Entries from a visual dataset
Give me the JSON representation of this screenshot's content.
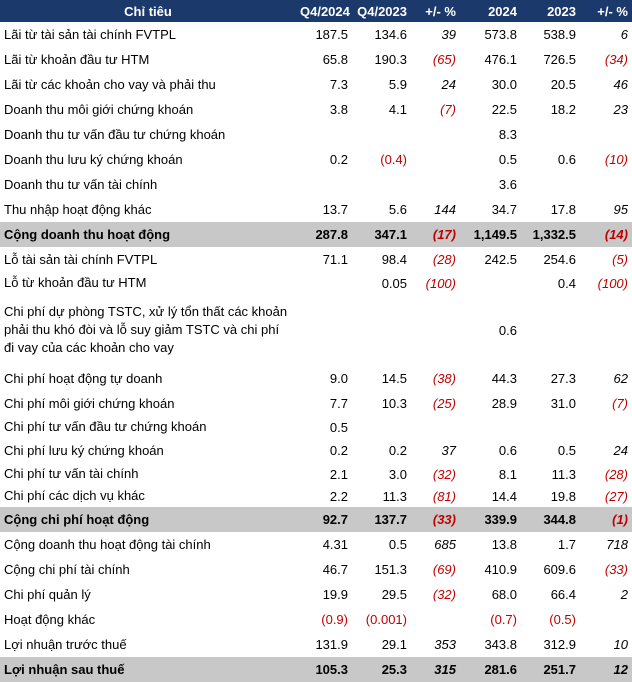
{
  "header": [
    "Chỉ tiêu",
    "Q4/2024",
    "Q4/2023",
    "+/- %",
    "2024",
    "2023",
    "+/- %"
  ],
  "rows": [
    {
      "label": "Lãi từ tài sản tài chính FVTPL",
      "v": [
        "187.5",
        "134.6",
        "39",
        "573.8",
        "538.9",
        "6"
      ]
    },
    {
      "label": "Lãi từ khoản đầu tư HTM",
      "v": [
        "65.8",
        "190.3",
        "(65)",
        "476.1",
        "726.5",
        "(34)"
      ]
    },
    {
      "label": "Lãi từ các khoản cho vay và phải thu",
      "v": [
        "7.3",
        "5.9",
        "24",
        "30.0",
        "20.5",
        "46"
      ]
    },
    {
      "label": "Doanh thu môi giới chứng khoán",
      "v": [
        "3.8",
        "4.1",
        "(7)",
        "22.5",
        "18.2",
        "23"
      ]
    },
    {
      "label": "Doanh thu tư vấn đầu tư chứng khoán",
      "v": [
        "",
        "",
        "",
        "8.3",
        "",
        ""
      ]
    },
    {
      "label": "Doanh thu lưu ký chứng khoán",
      "v": [
        "0.2",
        "(0.4)",
        "",
        "0.5",
        "0.6",
        "(10)"
      ]
    },
    {
      "label": "Doanh thu tư vấn tài chính",
      "v": [
        "",
        "",
        "",
        "3.6",
        "",
        ""
      ]
    },
    {
      "label": "Thu nhập hoạt động khác",
      "v": [
        "13.7",
        "5.6",
        "144",
        "34.7",
        "17.8",
        "95"
      ]
    },
    {
      "label": "Cộng doanh thu hoạt động",
      "total": true,
      "v": [
        "287.8",
        "347.1",
        "(17)",
        "1,149.5",
        "1,332.5",
        "(14)"
      ]
    },
    {
      "label": "Lỗ tài sản tài chính FVTPL",
      "v": [
        "71.1",
        "98.4",
        "(28)",
        "242.5",
        "254.6",
        "(5)"
      ]
    },
    {
      "label": "Lỗ từ khoản đầu tư HTM",
      "mid": true,
      "v": [
        "",
        "0.05",
        "(100)",
        "",
        "0.4",
        "(100)"
      ]
    },
    {
      "label": "Chi phí dự phòng TSTC, xử lý tổn thất các khoản phải thu khó đòi và lỗ suy giảm TSTC và chi phí đi vay của các khoản cho vay",
      "tall": true,
      "v": [
        "",
        "",
        "",
        "0.6",
        "",
        ""
      ]
    },
    {
      "label": "Chi phí hoạt động tự doanh",
      "v": [
        "9.0",
        "14.5",
        "(38)",
        "44.3",
        "27.3",
        "62"
      ]
    },
    {
      "label": "Chi phí môi giới chứng khoán",
      "v": [
        "7.7",
        "10.3",
        "(25)",
        "28.9",
        "31.0",
        "(7)"
      ]
    },
    {
      "label": "Chi phí tư vấn đầu tư chứng khoán",
      "mid": true,
      "v": [
        "0.5",
        "",
        "",
        "",
        "",
        ""
      ]
    },
    {
      "label": "Chi phí lưu ký chứng khoán",
      "v": [
        "0.2",
        "0.2",
        "37",
        "0.6",
        "0.5",
        "24"
      ]
    },
    {
      "label": "Chi phí tư vấn tài chính",
      "mid": true,
      "v": [
        "2.1",
        "3.0",
        "(32)",
        "8.1",
        "11.3",
        "(28)"
      ]
    },
    {
      "label": "Chi phí các dịch vụ khác",
      "mid": true,
      "v": [
        "2.2",
        "11.3",
        "(81)",
        "14.4",
        "19.8",
        "(27)"
      ]
    },
    {
      "label": "Cộng chi phí hoạt động",
      "total": true,
      "v": [
        "92.7",
        "137.7",
        "(33)",
        "339.9",
        "344.8",
        "(1)"
      ]
    },
    {
      "label": "Cộng doanh thu hoạt động tài chính",
      "v": [
        "4.31",
        "0.5",
        "685",
        "13.8",
        "1.7",
        "718"
      ]
    },
    {
      "label": "Cộng chi phí tài chính",
      "v": [
        "46.7",
        "151.3",
        "(69)",
        "410.9",
        "609.6",
        "(33)"
      ]
    },
    {
      "label": "Chi phí quản lý",
      "v": [
        "19.9",
        "29.5",
        "(32)",
        "68.0",
        "66.4",
        "2"
      ]
    },
    {
      "label": "Hoạt động khác",
      "v": [
        "(0.9)",
        "(0.001)",
        "",
        "(0.7)",
        "(0.5)",
        ""
      ]
    },
    {
      "label": "Lợi nhuận trước thuế",
      "v": [
        "131.9",
        "29.1",
        "353",
        "343.8",
        "312.9",
        "10"
      ]
    },
    {
      "label": "Lợi nhuận sau thuế",
      "total": true,
      "v": [
        "105.3",
        "25.3",
        "315",
        "281.6",
        "251.7",
        "12"
      ]
    }
  ]
}
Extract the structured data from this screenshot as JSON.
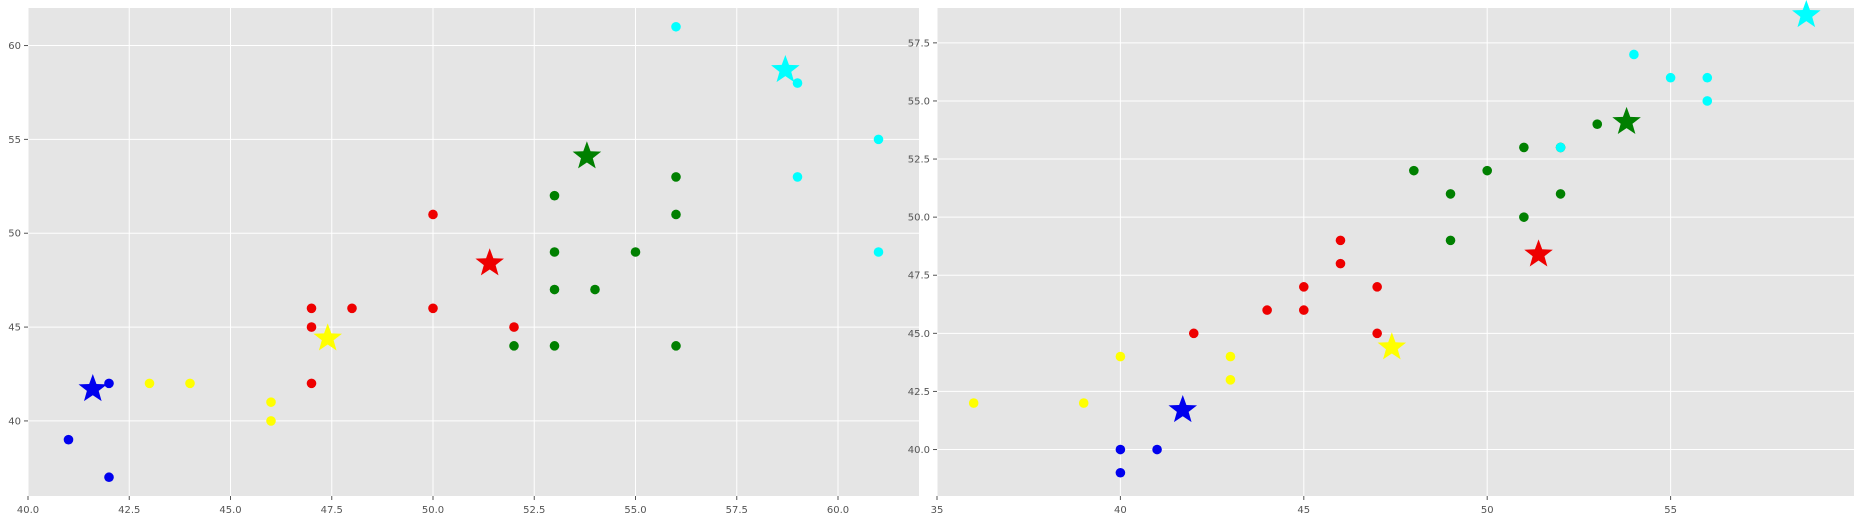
{
  "chart_data": [
    {
      "type": "scatter",
      "xlim": [
        40.0,
        62.0
      ],
      "ylim": [
        36.0,
        62.0
      ],
      "xticks": [
        "40.0",
        "42.5",
        "45.0",
        "47.5",
        "50.0",
        "52.5",
        "55.0",
        "57.5",
        "60.0"
      ],
      "yticks": [
        "40",
        "45",
        "50",
        "55",
        "60"
      ],
      "grid": true,
      "series": [
        {
          "color": "#0000ee",
          "points": [
            [
              41,
              39
            ],
            [
              42,
              42
            ],
            [
              42,
              37
            ]
          ],
          "centroid": [
            41.6,
            41.7
          ]
        },
        {
          "color": "#ffff00",
          "points": [
            [
              43,
              42
            ],
            [
              44,
              42
            ],
            [
              46,
              41
            ],
            [
              46,
              40
            ]
          ],
          "centroid": [
            47.4,
            44.4
          ]
        },
        {
          "color": "#ee0000",
          "points": [
            [
              47,
              46
            ],
            [
              47,
              45
            ],
            [
              47,
              42
            ],
            [
              48,
              46
            ],
            [
              50,
              51
            ],
            [
              50,
              46
            ],
            [
              52,
              45
            ]
          ],
          "centroid": [
            51.4,
            48.4
          ]
        },
        {
          "color": "#008000",
          "points": [
            [
              52,
              44
            ],
            [
              53,
              52
            ],
            [
              53,
              49
            ],
            [
              53,
              47
            ],
            [
              53,
              44
            ],
            [
              54,
              47
            ],
            [
              55,
              49
            ],
            [
              56,
              53
            ],
            [
              56,
              51
            ],
            [
              56,
              44
            ]
          ],
          "centroid": [
            53.8,
            54.1
          ]
        },
        {
          "color": "#00ffff",
          "points": [
            [
              56,
              61
            ],
            [
              59,
              58
            ],
            [
              59,
              53
            ],
            [
              61,
              55
            ],
            [
              61,
              49
            ]
          ],
          "centroid": [
            58.7,
            58.7
          ]
        }
      ]
    },
    {
      "type": "scatter",
      "xlim": [
        35.0,
        60.0
      ],
      "ylim": [
        38.0,
        59.0
      ],
      "xticks": [
        "35",
        "40",
        "45",
        "50",
        "55"
      ],
      "yticks": [
        "40.0",
        "42.5",
        "45.0",
        "47.5",
        "50.0",
        "52.5",
        "55.0",
        "57.5"
      ],
      "grid": true,
      "series": [
        {
          "color": "#0000ee",
          "points": [
            [
              40,
              40
            ],
            [
              40,
              39
            ],
            [
              41,
              40
            ]
          ],
          "centroid": [
            41.7,
            41.7
          ]
        },
        {
          "color": "#ffff00",
          "points": [
            [
              36,
              42
            ],
            [
              39,
              42
            ],
            [
              40,
              44
            ],
            [
              43,
              44
            ],
            [
              43,
              43
            ]
          ],
          "centroid": [
            47.4,
            44.4
          ]
        },
        {
          "color": "#ee0000",
          "points": [
            [
              42,
              45
            ],
            [
              44,
              46
            ],
            [
              45,
              47
            ],
            [
              45,
              46
            ],
            [
              46,
              49
            ],
            [
              46,
              48
            ],
            [
              47,
              47
            ],
            [
              47,
              45
            ]
          ],
          "centroid": [
            51.4,
            48.4
          ]
        },
        {
          "color": "#008000",
          "points": [
            [
              48,
              52
            ],
            [
              49,
              51
            ],
            [
              49,
              49
            ],
            [
              50,
              52
            ],
            [
              51,
              53
            ],
            [
              51,
              50
            ],
            [
              52,
              53
            ],
            [
              52,
              51
            ],
            [
              53,
              54
            ]
          ],
          "centroid": [
            53.8,
            54.1
          ]
        },
        {
          "color": "#00ffff",
          "points": [
            [
              52,
              53
            ],
            [
              54,
              57
            ],
            [
              55,
              56
            ],
            [
              56,
              56
            ],
            [
              56,
              55
            ]
          ],
          "centroid": [
            58.7,
            58.7
          ]
        }
      ]
    }
  ]
}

(To do)
Only lines with the word "Cộng" are wanted, so copy each one from the records.

(Answer)
      "label": "Cộng doanh thu hoạt động",
      "label": "Cộng chi phí hoạt động",
      "label": "Cộng doanh thu hoạt động tài chính",
      "label": "Cộng chi phí tài chính",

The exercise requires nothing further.